Stored entries
*-*-*
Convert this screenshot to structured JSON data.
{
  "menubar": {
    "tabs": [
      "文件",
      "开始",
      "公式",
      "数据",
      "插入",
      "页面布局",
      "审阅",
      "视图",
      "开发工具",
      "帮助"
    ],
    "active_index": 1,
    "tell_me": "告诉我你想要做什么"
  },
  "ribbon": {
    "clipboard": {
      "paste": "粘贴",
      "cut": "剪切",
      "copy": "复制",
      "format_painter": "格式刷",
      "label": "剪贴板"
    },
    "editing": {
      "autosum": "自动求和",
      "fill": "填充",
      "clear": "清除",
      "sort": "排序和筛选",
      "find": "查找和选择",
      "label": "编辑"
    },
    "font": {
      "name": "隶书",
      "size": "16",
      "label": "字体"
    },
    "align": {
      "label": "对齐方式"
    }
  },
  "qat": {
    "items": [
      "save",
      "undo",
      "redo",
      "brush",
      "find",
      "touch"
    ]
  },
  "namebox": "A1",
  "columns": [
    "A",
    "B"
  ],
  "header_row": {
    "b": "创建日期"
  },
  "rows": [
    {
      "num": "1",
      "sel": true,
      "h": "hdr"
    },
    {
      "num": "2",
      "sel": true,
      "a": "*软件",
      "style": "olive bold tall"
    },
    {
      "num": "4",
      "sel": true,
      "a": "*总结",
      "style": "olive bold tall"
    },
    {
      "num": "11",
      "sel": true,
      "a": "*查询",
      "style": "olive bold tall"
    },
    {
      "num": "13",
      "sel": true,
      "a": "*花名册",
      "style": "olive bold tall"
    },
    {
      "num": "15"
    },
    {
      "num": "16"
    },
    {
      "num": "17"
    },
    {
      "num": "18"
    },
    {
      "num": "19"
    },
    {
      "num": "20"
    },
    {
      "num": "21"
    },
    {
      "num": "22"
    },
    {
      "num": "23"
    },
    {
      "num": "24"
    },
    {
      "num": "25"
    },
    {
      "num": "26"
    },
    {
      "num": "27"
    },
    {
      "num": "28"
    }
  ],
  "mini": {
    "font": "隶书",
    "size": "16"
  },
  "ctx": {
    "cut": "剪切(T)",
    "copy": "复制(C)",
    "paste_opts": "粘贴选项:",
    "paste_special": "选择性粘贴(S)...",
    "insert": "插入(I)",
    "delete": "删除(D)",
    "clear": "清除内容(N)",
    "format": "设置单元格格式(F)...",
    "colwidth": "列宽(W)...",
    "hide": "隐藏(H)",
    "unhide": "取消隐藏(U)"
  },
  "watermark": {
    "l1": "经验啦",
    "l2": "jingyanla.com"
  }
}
*-*-*
WHAT THE TASK REQUIRES:
Extract all of the data shown above and repeat it verbatim.

FULL RESPONSE:
Convert this screenshot to structured JSON data.
{
  "menubar": {
    "tabs": [
      "文件",
      "开始",
      "公式",
      "数据",
      "插入",
      "页面布局",
      "审阅",
      "视图",
      "开发工具",
      "帮助"
    ],
    "active_index": 1,
    "tell_me": "告诉我你想要做什么"
  },
  "ribbon": {
    "clipboard": {
      "paste": "粘贴",
      "cut": "剪切",
      "copy": "复制",
      "format_painter": "格式刷",
      "label": "剪贴板"
    },
    "editing": {
      "autosum": "自动求和",
      "fill": "填充",
      "clear": "清除",
      "sort": "排序和筛选",
      "find": "查找和选择",
      "label": "编辑"
    },
    "font": {
      "name": "隶书",
      "size": "16",
      "label": "字体"
    },
    "align": {
      "label": "对齐方式"
    }
  },
  "qat": {
    "items": [
      "save",
      "undo",
      "redo",
      "brush",
      "find",
      "touch"
    ]
  },
  "namebox": "A1",
  "columns": [
    "A",
    "B"
  ],
  "header_row": {
    "b": "创建日期"
  },
  "rows": [
    {
      "num": "1",
      "sel": true,
      "h": "hdr"
    },
    {
      "num": "2",
      "sel": true,
      "a": "*软件",
      "style": "olive bold tall"
    },
    {
      "num": "4",
      "sel": true,
      "a": "*总结",
      "style": "olive bold tall"
    },
    {
      "num": "11",
      "sel": true,
      "a": "*查询",
      "style": "olive bold tall"
    },
    {
      "num": "13",
      "sel": true,
      "a": "*花名册",
      "style": "olive bold tall"
    },
    {
      "num": "15"
    },
    {
      "num": "16"
    },
    {
      "num": "17"
    },
    {
      "num": "18"
    },
    {
      "num": "19"
    },
    {
      "num": "20"
    },
    {
      "num": "21"
    },
    {
      "num": "22"
    },
    {
      "num": "23"
    },
    {
      "num": "24"
    },
    {
      "num": "25"
    },
    {
      "num": "26"
    },
    {
      "num": "27"
    },
    {
      "num": "28"
    }
  ],
  "mini": {
    "font": "隶书",
    "size": "16"
  },
  "ctx": {
    "cut": "剪切(T)",
    "copy": "复制(C)",
    "paste_opts": "粘贴选项:",
    "paste_special": "选择性粘贴(S)...",
    "insert": "插入(I)",
    "delete": "删除(D)",
    "clear": "清除内容(N)",
    "format": "设置单元格格式(F)...",
    "colwidth": "列宽(W)...",
    "hide": "隐藏(H)",
    "unhide": "取消隐藏(U)"
  },
  "watermark": {
    "l1": "经验啦",
    "l2": "jingyanla.com"
  }
}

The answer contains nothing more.